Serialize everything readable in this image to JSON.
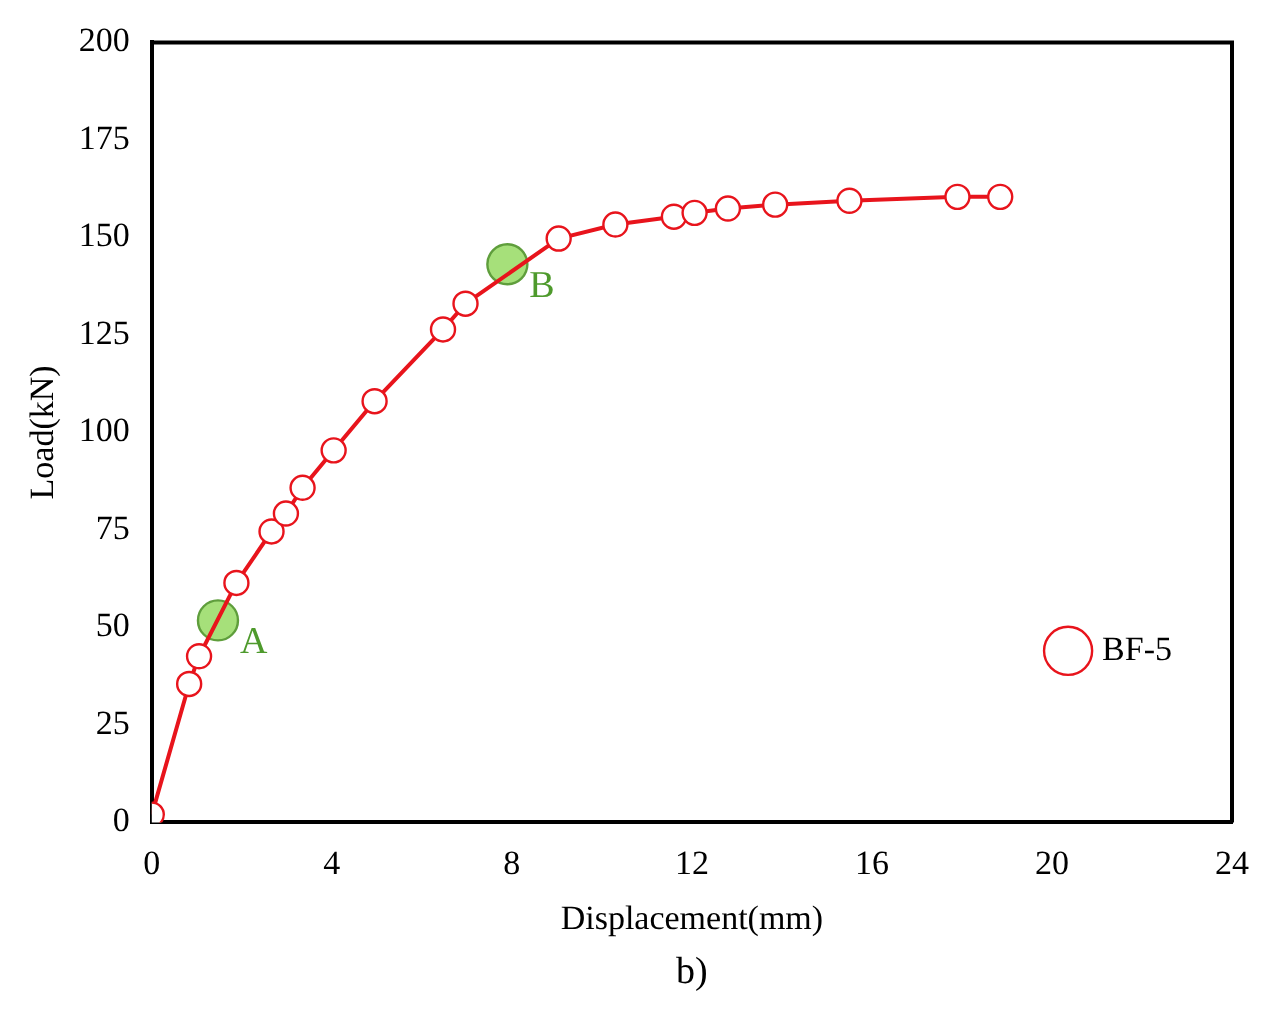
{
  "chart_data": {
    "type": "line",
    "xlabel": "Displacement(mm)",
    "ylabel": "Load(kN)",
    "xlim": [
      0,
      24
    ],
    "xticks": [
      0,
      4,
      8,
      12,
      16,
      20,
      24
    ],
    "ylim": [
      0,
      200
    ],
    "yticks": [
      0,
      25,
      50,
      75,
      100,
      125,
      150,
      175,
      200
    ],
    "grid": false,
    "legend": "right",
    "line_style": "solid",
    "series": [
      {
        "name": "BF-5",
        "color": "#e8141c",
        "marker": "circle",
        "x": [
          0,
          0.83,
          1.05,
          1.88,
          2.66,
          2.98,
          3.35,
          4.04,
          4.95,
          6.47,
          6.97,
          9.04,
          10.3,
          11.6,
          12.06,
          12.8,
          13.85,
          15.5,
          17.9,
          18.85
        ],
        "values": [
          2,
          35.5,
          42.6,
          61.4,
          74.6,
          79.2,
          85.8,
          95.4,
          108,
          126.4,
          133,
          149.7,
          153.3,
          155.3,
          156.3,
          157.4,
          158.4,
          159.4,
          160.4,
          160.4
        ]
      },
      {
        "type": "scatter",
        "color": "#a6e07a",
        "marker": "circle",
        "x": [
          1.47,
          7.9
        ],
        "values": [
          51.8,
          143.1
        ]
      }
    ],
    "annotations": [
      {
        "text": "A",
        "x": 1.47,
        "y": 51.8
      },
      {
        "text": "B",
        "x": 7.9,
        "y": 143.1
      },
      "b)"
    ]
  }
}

+++

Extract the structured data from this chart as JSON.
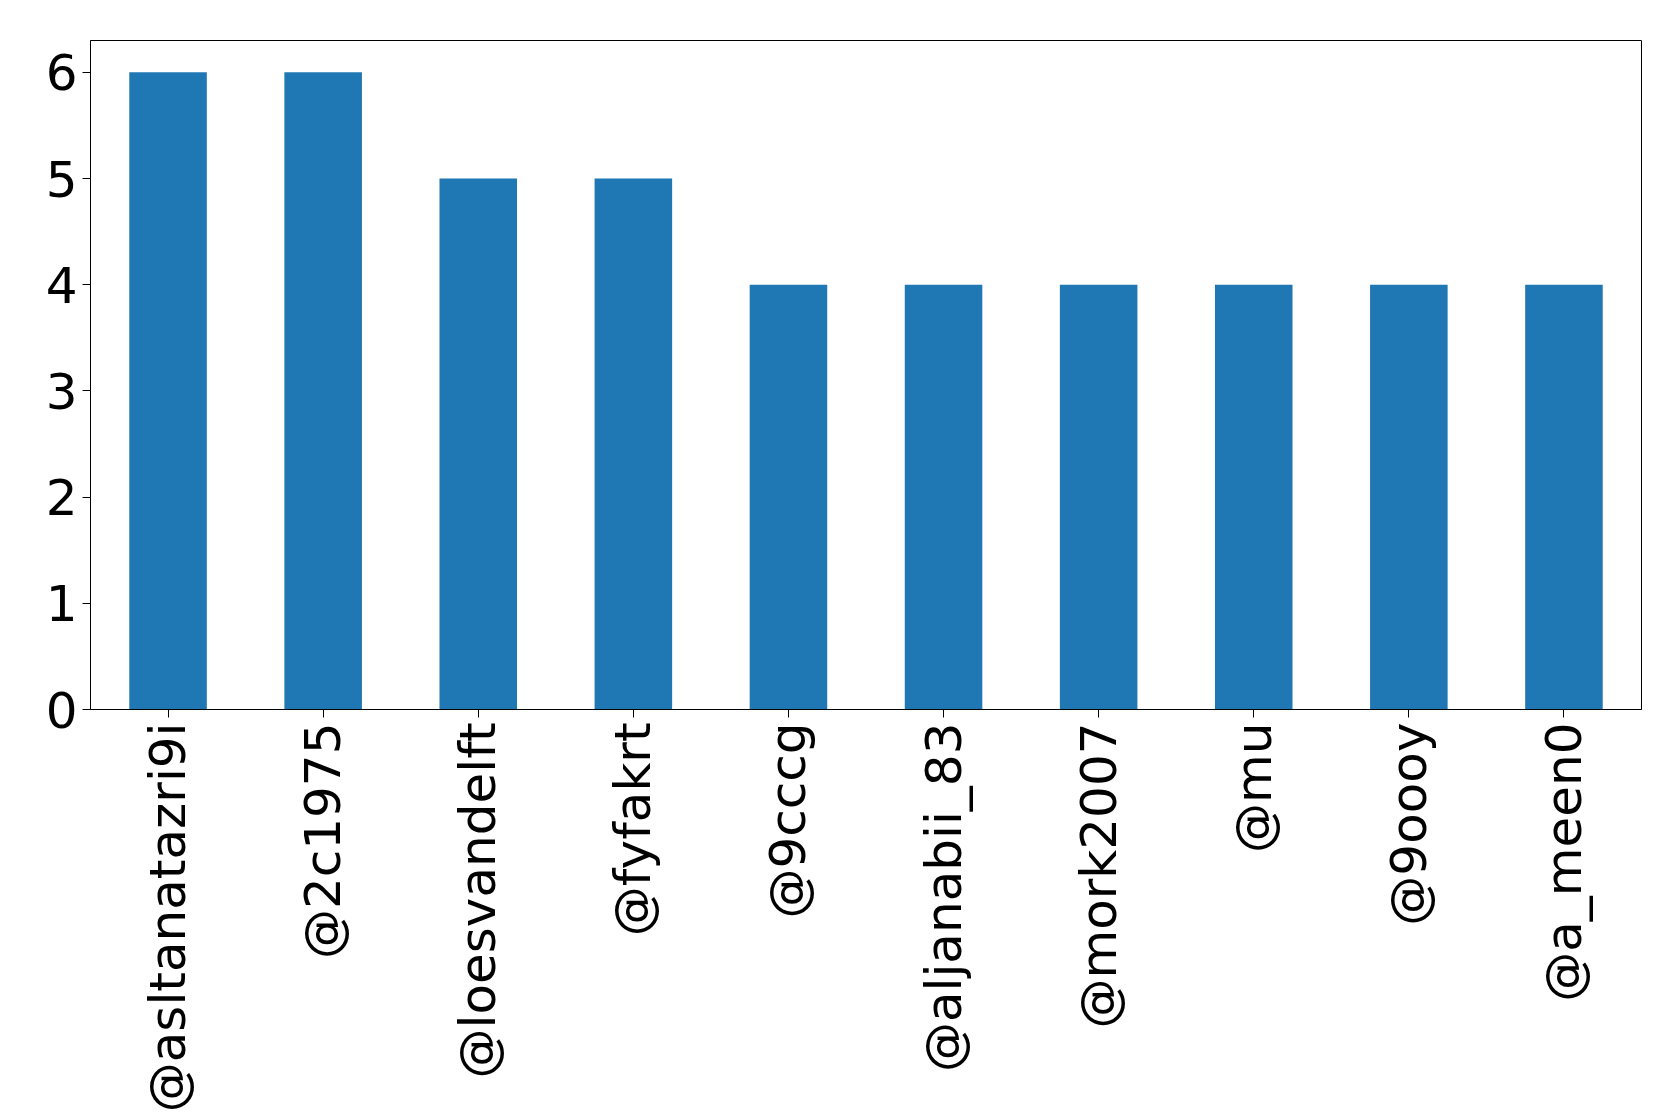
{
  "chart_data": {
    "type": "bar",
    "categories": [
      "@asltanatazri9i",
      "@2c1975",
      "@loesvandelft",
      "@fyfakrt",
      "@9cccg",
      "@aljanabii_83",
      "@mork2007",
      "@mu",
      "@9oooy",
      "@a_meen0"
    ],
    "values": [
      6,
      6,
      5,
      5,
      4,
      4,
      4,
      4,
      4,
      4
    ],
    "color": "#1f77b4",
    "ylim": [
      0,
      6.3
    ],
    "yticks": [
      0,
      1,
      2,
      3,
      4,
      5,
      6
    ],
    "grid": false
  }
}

+++

Using the listing above, pick out each line that contains the word "JSON", then copy it.

Serialize everything readable in this image to JSON.
Extract the structured data from this chart as JSON.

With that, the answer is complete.